Dataset rows about figures

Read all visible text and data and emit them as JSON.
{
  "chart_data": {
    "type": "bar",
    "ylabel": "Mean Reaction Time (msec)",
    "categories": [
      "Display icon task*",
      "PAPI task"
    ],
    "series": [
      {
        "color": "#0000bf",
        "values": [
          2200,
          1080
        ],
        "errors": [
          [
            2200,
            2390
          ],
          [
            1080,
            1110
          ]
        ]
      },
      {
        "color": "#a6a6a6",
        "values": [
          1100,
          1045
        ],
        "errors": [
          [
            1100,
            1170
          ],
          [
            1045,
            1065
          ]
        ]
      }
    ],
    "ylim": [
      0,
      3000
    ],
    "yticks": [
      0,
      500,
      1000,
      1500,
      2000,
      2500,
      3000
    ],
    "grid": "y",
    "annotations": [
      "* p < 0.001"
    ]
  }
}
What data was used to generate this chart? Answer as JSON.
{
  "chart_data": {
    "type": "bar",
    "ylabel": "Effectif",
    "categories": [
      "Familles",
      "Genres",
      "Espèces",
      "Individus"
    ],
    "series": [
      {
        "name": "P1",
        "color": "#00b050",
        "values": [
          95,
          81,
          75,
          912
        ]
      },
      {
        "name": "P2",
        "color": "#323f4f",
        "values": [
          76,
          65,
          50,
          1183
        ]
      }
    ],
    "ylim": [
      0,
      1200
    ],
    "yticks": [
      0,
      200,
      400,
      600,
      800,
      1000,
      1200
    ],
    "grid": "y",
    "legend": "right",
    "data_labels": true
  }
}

What to do — Please output the entries above, every line exactly as it reads.

Final result —
Read all visible text and data and emit them as JSON.
{
  "chart_data": {
    "type": "bar",
    "ylabel": "Mean Reaction Time (msec)",
    "categories": [
      "Display icon task*",
      "PAPI task"
    ],
    "series": [
      {
        "color": "#0000bf",
        "values": [
          2200,
          1080
        ],
        "errors": [
          [
            2200,
            2390
          ],
          [
            1080,
            1110
          ]
        ]
      },
      {
        "color": "#a6a6a6",
        "values": [
          1100,
          1045
        ],
        "errors": [
          [
            1100,
            1170
          ],
          [
            1045,
            1065
          ]
        ]
      }
    ],
    "ylim": [
      0,
      3000
    ],
    "yticks": [
      0,
      500,
      1000,
      1500,
      2000,
      2500,
      3000
    ],
    "grid": "y",
    "annotations": [
      "* p < 0.001"
    ]
  }
}
What data was used to generate this chart? Answer as JSON.
{
  "chart_data": {
    "type": "bar",
    "ylabel": "Effectif",
    "categories": [
      "Familles",
      "Genres",
      "Espèces",
      "Individus"
    ],
    "series": [
      {
        "name": "P1",
        "color": "#00b050",
        "values": [
          95,
          81,
          75,
          912
        ]
      },
      {
        "name": "P2",
        "color": "#323f4f",
        "values": [
          76,
          65,
          50,
          1183
        ]
      }
    ],
    "ylim": [
      0,
      1200
    ],
    "yticks": [
      0,
      200,
      400,
      600,
      800,
      1000,
      1200
    ],
    "grid": "y",
    "legend": "right",
    "data_labels": true
  }
}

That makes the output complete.